**Brief**
Transcribe the data that follows precisely, omitting nothing.

**Excerpted records**
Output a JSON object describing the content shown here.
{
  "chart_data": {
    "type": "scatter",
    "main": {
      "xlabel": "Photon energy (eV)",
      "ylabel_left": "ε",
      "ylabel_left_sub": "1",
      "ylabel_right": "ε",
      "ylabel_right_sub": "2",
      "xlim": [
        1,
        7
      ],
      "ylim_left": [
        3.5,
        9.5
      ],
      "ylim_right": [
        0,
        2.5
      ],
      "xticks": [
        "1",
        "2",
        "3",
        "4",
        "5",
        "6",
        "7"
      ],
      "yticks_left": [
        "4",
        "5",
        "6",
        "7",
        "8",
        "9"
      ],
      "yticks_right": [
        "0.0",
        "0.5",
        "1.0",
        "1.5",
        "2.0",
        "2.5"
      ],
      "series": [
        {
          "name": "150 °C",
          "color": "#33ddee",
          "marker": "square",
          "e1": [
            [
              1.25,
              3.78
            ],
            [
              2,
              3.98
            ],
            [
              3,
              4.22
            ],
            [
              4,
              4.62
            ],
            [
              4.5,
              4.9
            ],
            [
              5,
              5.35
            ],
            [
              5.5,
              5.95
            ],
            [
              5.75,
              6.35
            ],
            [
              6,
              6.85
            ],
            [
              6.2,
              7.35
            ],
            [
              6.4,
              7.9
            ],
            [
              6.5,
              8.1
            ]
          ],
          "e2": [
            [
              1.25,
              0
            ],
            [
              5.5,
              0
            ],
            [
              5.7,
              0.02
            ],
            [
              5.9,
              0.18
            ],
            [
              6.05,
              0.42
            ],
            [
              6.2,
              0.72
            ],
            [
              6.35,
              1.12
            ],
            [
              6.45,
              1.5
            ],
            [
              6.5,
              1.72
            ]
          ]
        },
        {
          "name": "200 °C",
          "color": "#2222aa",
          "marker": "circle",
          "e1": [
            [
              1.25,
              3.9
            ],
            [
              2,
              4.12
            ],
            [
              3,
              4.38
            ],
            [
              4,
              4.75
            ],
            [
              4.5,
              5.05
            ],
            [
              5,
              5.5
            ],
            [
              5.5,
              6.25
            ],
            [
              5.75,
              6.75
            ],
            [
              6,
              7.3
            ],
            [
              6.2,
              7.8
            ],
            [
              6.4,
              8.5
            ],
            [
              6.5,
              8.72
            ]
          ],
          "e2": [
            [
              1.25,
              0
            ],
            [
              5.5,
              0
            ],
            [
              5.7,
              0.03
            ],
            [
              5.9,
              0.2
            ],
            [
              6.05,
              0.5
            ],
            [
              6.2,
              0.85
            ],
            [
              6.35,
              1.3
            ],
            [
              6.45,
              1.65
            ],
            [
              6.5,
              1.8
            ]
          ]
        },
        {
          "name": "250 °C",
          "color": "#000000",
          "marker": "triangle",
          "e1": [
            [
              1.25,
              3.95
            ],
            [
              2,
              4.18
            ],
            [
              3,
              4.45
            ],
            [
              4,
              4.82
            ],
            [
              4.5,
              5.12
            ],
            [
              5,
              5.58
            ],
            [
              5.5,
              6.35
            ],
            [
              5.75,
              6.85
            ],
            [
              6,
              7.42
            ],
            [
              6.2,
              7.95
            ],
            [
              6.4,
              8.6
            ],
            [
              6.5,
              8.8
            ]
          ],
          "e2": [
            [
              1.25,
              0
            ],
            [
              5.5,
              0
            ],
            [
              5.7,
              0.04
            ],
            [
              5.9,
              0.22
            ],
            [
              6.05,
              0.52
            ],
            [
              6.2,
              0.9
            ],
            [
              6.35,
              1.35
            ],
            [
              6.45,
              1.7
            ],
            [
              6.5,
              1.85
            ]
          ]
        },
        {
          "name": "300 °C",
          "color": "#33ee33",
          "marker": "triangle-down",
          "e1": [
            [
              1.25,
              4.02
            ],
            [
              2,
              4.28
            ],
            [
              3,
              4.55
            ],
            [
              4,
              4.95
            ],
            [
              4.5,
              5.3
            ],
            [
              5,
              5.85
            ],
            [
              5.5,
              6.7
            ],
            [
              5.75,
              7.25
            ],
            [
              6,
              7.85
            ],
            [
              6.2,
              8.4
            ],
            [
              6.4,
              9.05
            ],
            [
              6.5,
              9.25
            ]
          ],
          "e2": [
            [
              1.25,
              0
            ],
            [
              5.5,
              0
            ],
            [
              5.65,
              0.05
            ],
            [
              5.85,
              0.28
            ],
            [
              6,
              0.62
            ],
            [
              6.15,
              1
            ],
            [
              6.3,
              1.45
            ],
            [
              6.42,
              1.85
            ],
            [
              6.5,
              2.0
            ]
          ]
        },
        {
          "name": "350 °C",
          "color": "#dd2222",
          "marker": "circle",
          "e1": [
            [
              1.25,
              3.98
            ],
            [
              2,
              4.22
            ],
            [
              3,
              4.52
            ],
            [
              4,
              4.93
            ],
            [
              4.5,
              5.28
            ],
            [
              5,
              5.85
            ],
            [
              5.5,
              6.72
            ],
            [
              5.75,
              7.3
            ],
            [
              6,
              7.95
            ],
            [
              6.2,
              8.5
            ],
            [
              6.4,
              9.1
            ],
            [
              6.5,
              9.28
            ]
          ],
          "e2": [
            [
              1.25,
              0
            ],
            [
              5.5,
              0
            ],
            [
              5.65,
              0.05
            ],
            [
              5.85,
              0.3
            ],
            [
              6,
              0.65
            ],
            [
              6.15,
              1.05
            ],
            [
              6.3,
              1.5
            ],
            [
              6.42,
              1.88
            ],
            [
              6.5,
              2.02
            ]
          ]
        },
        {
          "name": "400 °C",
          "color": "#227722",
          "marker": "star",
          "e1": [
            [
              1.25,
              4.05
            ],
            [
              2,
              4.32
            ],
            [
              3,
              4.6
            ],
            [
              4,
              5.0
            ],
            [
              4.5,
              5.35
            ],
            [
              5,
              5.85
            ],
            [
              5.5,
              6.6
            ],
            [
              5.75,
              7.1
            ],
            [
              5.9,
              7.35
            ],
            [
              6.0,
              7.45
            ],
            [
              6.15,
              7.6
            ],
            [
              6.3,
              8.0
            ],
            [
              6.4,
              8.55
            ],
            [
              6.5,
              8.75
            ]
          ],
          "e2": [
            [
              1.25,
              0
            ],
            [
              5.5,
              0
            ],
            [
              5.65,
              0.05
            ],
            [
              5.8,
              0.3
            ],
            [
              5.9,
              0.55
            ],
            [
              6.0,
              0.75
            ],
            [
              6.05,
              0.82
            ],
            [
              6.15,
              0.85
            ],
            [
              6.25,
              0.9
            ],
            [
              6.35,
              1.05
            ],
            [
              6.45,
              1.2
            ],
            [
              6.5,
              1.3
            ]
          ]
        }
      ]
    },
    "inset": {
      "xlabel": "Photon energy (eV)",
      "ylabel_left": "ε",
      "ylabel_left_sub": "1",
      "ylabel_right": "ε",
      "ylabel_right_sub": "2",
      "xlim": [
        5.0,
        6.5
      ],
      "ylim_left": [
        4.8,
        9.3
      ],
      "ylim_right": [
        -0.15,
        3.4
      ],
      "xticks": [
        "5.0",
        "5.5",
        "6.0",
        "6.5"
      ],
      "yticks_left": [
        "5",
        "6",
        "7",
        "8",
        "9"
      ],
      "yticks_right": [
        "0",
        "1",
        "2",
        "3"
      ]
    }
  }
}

**Response for this exercise**
Output a JSON object describing the content shown here.
{
  "chart_data": {
    "type": "scatter",
    "main": {
      "xlabel": "Photon energy (eV)",
      "ylabel_left": "ε",
      "ylabel_left_sub": "1",
      "ylabel_right": "ε",
      "ylabel_right_sub": "2",
      "xlim": [
        1,
        7
      ],
      "ylim_left": [
        3.5,
        9.5
      ],
      "ylim_right": [
        0,
        2.5
      ],
      "xticks": [
        "1",
        "2",
        "3",
        "4",
        "5",
        "6",
        "7"
      ],
      "yticks_left": [
        "4",
        "5",
        "6",
        "7",
        "8",
        "9"
      ],
      "yticks_right": [
        "0.0",
        "0.5",
        "1.0",
        "1.5",
        "2.0",
        "2.5"
      ],
      "series": [
        {
          "name": "150 °C",
          "color": "#33ddee",
          "marker": "square",
          "e1": [
            [
              1.25,
              3.78
            ],
            [
              2,
              3.98
            ],
            [
              3,
              4.22
            ],
            [
              4,
              4.62
            ],
            [
              4.5,
              4.9
            ],
            [
              5,
              5.35
            ],
            [
              5.5,
              5.95
            ],
            [
              5.75,
              6.35
            ],
            [
              6,
              6.85
            ],
            [
              6.2,
              7.35
            ],
            [
              6.4,
              7.9
            ],
            [
              6.5,
              8.1
            ]
          ],
          "e2": [
            [
              1.25,
              0
            ],
            [
              5.5,
              0
            ],
            [
              5.7,
              0.02
            ],
            [
              5.9,
              0.18
            ],
            [
              6.05,
              0.42
            ],
            [
              6.2,
              0.72
            ],
            [
              6.35,
              1.12
            ],
            [
              6.45,
              1.5
            ],
            [
              6.5,
              1.72
            ]
          ]
        },
        {
          "name": "200 °C",
          "color": "#2222aa",
          "marker": "circle",
          "e1": [
            [
              1.25,
              3.9
            ],
            [
              2,
              4.12
            ],
            [
              3,
              4.38
            ],
            [
              4,
              4.75
            ],
            [
              4.5,
              5.05
            ],
            [
              5,
              5.5
            ],
            [
              5.5,
              6.25
            ],
            [
              5.75,
              6.75
            ],
            [
              6,
              7.3
            ],
            [
              6.2,
              7.8
            ],
            [
              6.4,
              8.5
            ],
            [
              6.5,
              8.72
            ]
          ],
          "e2": [
            [
              1.25,
              0
            ],
            [
              5.5,
              0
            ],
            [
              5.7,
              0.03
            ],
            [
              5.9,
              0.2
            ],
            [
              6.05,
              0.5
            ],
            [
              6.2,
              0.85
            ],
            [
              6.35,
              1.3
            ],
            [
              6.45,
              1.65
            ],
            [
              6.5,
              1.8
            ]
          ]
        },
        {
          "name": "250 °C",
          "color": "#000000",
          "marker": "triangle",
          "e1": [
            [
              1.25,
              3.95
            ],
            [
              2,
              4.18
            ],
            [
              3,
              4.45
            ],
            [
              4,
              4.82
            ],
            [
              4.5,
              5.12
            ],
            [
              5,
              5.58
            ],
            [
              5.5,
              6.35
            ],
            [
              5.75,
              6.85
            ],
            [
              6,
              7.42
            ],
            [
              6.2,
              7.95
            ],
            [
              6.4,
              8.6
            ],
            [
              6.5,
              8.8
            ]
          ],
          "e2": [
            [
              1.25,
              0
            ],
            [
              5.5,
              0
            ],
            [
              5.7,
              0.04
            ],
            [
              5.9,
              0.22
            ],
            [
              6.05,
              0.52
            ],
            [
              6.2,
              0.9
            ],
            [
              6.35,
              1.35
            ],
            [
              6.45,
              1.7
            ],
            [
              6.5,
              1.85
            ]
          ]
        },
        {
          "name": "300 °C",
          "color": "#33ee33",
          "marker": "triangle-down",
          "e1": [
            [
              1.25,
              4.02
            ],
            [
              2,
              4.28
            ],
            [
              3,
              4.55
            ],
            [
              4,
              4.95
            ],
            [
              4.5,
              5.3
            ],
            [
              5,
              5.85
            ],
            [
              5.5,
              6.7
            ],
            [
              5.75,
              7.25
            ],
            [
              6,
              7.85
            ],
            [
              6.2,
              8.4
            ],
            [
              6.4,
              9.05
            ],
            [
              6.5,
              9.25
            ]
          ],
          "e2": [
            [
              1.25,
              0
            ],
            [
              5.5,
              0
            ],
            [
              5.65,
              0.05
            ],
            [
              5.85,
              0.28
            ],
            [
              6,
              0.62
            ],
            [
              6.15,
              1
            ],
            [
              6.3,
              1.45
            ],
            [
              6.42,
              1.85
            ],
            [
              6.5,
              2.0
            ]
          ]
        },
        {
          "name": "350 °C",
          "color": "#dd2222",
          "marker": "circle",
          "e1": [
            [
              1.25,
              3.98
            ],
            [
              2,
              4.22
            ],
            [
              3,
              4.52
            ],
            [
              4,
              4.93
            ],
            [
              4.5,
              5.28
            ],
            [
              5,
              5.85
            ],
            [
              5.5,
              6.72
            ],
            [
              5.75,
              7.3
            ],
            [
              6,
              7.95
            ],
            [
              6.2,
              8.5
            ],
            [
              6.4,
              9.1
            ],
            [
              6.5,
              9.28
            ]
          ],
          "e2": [
            [
              1.25,
              0
            ],
            [
              5.5,
              0
            ],
            [
              5.65,
              0.05
            ],
            [
              5.85,
              0.3
            ],
            [
              6,
              0.65
            ],
            [
              6.15,
              1.05
            ],
            [
              6.3,
              1.5
            ],
            [
              6.42,
              1.88
            ],
            [
              6.5,
              2.02
            ]
          ]
        },
        {
          "name": "400 °C",
          "color": "#227722",
          "marker": "star",
          "e1": [
            [
              1.25,
              4.05
            ],
            [
              2,
              4.32
            ],
            [
              3,
              4.6
            ],
            [
              4,
              5.0
            ],
            [
              4.5,
              5.35
            ],
            [
              5,
              5.85
            ],
            [
              5.5,
              6.6
            ],
            [
              5.75,
              7.1
            ],
            [
              5.9,
              7.35
            ],
            [
              6.0,
              7.45
            ],
            [
              6.15,
              7.6
            ],
            [
              6.3,
              8.0
            ],
            [
              6.4,
              8.55
            ],
            [
              6.5,
              8.75
            ]
          ],
          "e2": [
            [
              1.25,
              0
            ],
            [
              5.5,
              0
            ],
            [
              5.65,
              0.05
            ],
            [
              5.8,
              0.3
            ],
            [
              5.9,
              0.55
            ],
            [
              6.0,
              0.75
            ],
            [
              6.05,
              0.82
            ],
            [
              6.15,
              0.85
            ],
            [
              6.25,
              0.9
            ],
            [
              6.35,
              1.05
            ],
            [
              6.45,
              1.2
            ],
            [
              6.5,
              1.3
            ]
          ]
        }
      ]
    },
    "inset": {
      "xlabel": "Photon energy (eV)",
      "ylabel_left": "ε",
      "ylabel_left_sub": "1",
      "ylabel_right": "ε",
      "ylabel_right_sub": "2",
      "xlim": [
        5.0,
        6.5
      ],
      "ylim_left": [
        4.8,
        9.3
      ],
      "ylim_right": [
        -0.15,
        3.4
      ],
      "xticks": [
        "5.0",
        "5.5",
        "6.0",
        "6.5"
      ],
      "yticks_left": [
        "5",
        "6",
        "7",
        "8",
        "9"
      ],
      "yticks_right": [
        "0",
        "1",
        "2",
        "3"
      ]
    }
  }
}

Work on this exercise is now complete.